* **Task statement**
Copy out each line that mentions the word "image".

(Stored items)

⟨

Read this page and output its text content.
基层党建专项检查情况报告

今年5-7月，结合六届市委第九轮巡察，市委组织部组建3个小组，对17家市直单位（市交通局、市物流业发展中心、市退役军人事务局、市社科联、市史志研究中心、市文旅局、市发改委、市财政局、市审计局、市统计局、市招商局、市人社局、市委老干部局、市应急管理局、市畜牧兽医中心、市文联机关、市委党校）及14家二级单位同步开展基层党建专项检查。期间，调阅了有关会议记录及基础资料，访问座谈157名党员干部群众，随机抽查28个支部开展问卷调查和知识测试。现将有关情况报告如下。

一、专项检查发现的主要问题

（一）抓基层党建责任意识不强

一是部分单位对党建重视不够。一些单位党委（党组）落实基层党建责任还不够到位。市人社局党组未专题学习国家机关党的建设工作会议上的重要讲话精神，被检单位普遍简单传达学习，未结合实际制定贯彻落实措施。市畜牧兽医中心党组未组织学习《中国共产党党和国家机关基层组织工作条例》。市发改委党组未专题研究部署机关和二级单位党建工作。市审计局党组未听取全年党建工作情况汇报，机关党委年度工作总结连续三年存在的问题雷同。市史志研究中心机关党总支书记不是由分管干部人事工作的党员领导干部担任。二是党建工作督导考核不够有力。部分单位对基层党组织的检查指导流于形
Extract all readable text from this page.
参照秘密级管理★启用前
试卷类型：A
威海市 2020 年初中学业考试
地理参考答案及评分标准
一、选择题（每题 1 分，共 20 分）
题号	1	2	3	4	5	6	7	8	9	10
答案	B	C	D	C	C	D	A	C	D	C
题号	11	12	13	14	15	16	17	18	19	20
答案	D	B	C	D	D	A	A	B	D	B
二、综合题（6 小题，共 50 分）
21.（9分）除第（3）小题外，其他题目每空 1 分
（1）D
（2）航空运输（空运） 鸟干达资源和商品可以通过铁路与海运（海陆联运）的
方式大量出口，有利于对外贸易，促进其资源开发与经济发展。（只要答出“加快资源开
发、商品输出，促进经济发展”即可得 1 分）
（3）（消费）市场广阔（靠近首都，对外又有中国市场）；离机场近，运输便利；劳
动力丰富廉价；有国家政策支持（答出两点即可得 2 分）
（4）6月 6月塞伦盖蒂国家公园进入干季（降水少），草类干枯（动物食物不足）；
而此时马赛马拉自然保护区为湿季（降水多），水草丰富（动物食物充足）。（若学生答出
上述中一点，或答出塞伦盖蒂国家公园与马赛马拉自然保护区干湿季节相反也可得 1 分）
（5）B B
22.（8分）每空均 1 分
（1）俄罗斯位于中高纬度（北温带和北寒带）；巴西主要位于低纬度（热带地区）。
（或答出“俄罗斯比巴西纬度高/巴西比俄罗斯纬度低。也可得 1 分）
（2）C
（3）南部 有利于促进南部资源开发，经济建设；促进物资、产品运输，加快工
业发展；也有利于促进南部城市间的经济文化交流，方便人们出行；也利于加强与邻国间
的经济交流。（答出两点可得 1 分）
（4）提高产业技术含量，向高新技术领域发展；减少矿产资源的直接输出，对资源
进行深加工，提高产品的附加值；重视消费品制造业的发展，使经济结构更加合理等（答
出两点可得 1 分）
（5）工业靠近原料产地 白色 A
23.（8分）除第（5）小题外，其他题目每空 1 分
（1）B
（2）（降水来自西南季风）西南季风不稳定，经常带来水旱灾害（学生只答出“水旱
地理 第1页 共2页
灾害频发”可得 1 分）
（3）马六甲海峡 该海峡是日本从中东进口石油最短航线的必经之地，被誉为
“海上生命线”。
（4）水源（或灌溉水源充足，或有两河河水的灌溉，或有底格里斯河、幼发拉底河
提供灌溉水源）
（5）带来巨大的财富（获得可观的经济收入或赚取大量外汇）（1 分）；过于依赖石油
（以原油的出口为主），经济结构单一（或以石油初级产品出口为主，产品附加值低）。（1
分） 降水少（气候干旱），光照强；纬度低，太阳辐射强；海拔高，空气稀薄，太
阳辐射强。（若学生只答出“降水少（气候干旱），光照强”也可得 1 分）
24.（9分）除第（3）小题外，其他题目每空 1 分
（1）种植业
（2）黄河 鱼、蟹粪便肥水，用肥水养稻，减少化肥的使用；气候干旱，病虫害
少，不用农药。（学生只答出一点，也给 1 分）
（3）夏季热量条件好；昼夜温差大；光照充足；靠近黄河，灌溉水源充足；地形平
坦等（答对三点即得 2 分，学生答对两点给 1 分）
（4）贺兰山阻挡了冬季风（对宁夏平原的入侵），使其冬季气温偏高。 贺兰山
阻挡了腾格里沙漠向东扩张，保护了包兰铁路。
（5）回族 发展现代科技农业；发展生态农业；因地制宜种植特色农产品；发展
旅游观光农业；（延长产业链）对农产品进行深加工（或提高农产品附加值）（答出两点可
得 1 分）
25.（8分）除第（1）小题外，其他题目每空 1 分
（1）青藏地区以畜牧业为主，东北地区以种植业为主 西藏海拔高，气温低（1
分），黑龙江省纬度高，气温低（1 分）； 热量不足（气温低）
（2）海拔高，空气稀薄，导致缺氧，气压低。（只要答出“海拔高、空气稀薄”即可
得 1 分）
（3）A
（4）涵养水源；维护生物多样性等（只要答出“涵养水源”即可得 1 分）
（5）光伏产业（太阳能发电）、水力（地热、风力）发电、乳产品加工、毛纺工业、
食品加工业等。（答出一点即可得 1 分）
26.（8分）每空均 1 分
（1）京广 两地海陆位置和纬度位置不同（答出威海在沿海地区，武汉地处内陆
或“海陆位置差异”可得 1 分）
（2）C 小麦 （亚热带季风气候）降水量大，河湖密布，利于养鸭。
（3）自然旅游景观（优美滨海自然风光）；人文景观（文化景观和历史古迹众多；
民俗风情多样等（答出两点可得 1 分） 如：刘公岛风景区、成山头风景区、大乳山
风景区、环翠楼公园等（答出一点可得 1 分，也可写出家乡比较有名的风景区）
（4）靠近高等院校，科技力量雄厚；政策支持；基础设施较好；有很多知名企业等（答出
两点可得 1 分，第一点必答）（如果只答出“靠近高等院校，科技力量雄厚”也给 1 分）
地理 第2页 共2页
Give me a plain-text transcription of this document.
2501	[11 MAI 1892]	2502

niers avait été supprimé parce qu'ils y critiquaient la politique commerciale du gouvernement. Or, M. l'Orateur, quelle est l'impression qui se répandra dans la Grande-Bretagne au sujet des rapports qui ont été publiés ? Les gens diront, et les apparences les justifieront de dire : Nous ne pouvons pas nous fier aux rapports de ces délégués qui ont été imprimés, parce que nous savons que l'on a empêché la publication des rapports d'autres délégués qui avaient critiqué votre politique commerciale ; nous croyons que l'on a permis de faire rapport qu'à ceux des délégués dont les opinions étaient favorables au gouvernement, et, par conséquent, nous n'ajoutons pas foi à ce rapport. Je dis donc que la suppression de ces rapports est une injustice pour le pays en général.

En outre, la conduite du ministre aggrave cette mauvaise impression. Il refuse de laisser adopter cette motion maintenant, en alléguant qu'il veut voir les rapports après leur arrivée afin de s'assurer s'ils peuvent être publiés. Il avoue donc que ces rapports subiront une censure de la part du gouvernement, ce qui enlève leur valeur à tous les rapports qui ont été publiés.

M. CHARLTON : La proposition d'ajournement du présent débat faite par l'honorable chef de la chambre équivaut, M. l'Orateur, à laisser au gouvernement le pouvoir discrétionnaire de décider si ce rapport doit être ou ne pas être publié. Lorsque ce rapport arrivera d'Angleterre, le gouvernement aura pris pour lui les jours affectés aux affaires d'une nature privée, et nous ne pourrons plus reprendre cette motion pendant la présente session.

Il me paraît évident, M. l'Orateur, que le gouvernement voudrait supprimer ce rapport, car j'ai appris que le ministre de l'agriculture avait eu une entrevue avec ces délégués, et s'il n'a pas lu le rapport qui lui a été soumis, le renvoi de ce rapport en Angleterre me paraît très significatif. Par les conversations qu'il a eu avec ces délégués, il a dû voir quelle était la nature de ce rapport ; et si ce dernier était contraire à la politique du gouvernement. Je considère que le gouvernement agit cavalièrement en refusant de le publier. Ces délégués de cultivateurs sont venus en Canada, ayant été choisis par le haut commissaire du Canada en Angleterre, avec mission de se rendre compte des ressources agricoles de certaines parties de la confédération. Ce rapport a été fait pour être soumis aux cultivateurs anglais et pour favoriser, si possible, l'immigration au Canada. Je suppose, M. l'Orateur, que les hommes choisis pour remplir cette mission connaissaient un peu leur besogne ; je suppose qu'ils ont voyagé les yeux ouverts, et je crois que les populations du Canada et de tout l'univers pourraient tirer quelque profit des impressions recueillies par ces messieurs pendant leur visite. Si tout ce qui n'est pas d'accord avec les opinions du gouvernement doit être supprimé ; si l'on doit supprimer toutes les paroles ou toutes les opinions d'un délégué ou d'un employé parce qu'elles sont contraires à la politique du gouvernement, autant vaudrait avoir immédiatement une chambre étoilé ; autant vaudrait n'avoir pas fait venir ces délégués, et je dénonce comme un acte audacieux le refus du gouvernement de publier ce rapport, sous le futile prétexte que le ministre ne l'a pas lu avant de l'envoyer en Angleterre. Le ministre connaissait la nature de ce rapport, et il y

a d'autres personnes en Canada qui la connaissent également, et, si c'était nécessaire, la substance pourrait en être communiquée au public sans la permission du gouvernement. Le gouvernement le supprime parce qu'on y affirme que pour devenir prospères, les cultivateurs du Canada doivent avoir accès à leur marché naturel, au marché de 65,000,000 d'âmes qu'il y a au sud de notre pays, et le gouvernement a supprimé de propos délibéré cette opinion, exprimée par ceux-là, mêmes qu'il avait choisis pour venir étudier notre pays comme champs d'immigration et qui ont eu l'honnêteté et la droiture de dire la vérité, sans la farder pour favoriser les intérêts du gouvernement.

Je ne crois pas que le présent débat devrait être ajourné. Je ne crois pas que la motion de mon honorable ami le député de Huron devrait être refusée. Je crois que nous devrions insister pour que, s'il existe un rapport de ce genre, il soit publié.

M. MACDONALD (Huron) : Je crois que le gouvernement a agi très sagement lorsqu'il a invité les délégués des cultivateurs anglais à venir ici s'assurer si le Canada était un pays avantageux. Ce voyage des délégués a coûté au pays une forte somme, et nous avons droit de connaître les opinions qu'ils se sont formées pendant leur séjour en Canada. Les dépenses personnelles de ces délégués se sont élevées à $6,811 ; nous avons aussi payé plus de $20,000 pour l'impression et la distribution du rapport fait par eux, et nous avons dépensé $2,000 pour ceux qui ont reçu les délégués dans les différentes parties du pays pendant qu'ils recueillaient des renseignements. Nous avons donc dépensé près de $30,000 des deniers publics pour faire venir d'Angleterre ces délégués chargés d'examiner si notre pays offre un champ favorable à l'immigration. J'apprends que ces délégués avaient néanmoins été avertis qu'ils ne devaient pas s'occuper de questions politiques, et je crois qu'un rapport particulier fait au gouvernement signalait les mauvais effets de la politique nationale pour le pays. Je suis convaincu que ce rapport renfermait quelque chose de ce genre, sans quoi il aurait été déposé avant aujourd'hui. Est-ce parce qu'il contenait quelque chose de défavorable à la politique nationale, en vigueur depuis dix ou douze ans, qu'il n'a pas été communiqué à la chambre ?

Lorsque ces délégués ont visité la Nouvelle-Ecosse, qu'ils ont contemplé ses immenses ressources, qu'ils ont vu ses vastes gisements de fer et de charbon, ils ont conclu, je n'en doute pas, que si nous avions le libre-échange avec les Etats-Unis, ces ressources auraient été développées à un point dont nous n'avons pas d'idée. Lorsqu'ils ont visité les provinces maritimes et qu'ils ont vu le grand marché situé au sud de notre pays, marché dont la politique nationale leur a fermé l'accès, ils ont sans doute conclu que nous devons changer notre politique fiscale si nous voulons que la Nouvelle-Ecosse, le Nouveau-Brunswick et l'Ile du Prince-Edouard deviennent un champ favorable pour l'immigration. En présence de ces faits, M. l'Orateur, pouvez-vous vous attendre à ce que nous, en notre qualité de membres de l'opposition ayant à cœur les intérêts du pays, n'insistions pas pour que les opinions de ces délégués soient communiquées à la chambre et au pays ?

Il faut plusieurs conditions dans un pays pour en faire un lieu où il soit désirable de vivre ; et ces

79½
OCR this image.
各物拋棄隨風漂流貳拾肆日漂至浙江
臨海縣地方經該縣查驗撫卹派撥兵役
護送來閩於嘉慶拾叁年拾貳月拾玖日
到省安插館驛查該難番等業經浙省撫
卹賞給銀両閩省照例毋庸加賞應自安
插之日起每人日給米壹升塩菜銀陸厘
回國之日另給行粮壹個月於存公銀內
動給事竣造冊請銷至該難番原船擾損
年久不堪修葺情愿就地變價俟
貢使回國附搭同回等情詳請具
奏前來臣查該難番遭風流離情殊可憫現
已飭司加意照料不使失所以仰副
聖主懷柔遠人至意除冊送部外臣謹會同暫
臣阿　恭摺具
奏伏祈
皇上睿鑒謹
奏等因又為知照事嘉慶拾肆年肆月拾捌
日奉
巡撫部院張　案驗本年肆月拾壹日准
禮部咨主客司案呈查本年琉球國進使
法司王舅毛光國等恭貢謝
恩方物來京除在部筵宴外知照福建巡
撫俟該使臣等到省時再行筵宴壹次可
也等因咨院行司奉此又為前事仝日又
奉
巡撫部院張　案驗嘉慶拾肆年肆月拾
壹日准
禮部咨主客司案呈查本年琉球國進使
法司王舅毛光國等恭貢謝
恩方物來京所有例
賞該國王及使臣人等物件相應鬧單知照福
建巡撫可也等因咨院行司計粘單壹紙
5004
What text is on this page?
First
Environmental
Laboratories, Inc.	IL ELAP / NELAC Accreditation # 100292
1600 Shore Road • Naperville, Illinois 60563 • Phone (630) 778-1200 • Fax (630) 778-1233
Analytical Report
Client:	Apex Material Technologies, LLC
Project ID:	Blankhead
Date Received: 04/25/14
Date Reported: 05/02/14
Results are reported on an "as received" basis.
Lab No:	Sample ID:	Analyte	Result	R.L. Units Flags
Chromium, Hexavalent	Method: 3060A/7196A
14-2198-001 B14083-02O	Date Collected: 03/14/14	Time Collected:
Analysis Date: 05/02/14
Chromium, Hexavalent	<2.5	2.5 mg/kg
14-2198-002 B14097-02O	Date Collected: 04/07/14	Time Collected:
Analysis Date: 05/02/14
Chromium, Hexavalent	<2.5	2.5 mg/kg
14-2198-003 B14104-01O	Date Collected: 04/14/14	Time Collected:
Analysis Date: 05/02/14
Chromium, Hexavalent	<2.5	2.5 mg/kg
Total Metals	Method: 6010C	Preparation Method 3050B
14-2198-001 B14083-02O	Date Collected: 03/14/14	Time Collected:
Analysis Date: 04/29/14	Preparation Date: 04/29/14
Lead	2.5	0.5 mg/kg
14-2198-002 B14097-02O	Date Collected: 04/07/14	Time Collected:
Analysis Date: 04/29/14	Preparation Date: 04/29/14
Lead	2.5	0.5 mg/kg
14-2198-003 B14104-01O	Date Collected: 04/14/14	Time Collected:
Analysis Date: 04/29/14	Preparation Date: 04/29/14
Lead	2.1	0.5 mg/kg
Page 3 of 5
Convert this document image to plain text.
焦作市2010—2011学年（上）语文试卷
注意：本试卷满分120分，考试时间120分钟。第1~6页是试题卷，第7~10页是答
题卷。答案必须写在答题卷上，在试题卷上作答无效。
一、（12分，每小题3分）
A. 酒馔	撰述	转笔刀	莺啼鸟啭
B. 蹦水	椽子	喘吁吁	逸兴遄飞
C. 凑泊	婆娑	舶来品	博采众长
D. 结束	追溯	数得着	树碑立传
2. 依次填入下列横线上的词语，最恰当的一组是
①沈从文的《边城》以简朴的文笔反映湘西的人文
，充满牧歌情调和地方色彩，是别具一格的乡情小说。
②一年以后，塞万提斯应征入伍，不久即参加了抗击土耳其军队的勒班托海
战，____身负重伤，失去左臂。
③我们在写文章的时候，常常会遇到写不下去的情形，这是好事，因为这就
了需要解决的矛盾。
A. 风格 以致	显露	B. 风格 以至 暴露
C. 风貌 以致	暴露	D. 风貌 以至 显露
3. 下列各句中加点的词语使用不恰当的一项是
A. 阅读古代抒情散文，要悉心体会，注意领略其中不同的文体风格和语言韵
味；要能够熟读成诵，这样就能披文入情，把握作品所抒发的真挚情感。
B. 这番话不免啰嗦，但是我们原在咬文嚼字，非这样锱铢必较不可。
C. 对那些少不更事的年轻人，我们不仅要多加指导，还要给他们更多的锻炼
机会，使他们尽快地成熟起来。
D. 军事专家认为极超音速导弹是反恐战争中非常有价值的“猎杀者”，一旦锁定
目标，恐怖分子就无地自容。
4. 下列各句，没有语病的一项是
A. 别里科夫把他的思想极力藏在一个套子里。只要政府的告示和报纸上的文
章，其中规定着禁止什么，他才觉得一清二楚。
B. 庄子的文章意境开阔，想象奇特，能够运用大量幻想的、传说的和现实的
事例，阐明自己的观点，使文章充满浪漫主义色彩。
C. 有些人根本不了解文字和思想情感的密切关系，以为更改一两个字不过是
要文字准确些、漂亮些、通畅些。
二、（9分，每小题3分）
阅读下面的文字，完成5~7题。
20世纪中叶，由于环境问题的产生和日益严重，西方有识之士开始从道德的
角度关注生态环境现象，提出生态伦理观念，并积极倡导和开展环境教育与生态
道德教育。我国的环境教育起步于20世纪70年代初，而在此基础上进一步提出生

⟩

* **Solution to the exercise**
OCR this image.
Convert this document image to plain text.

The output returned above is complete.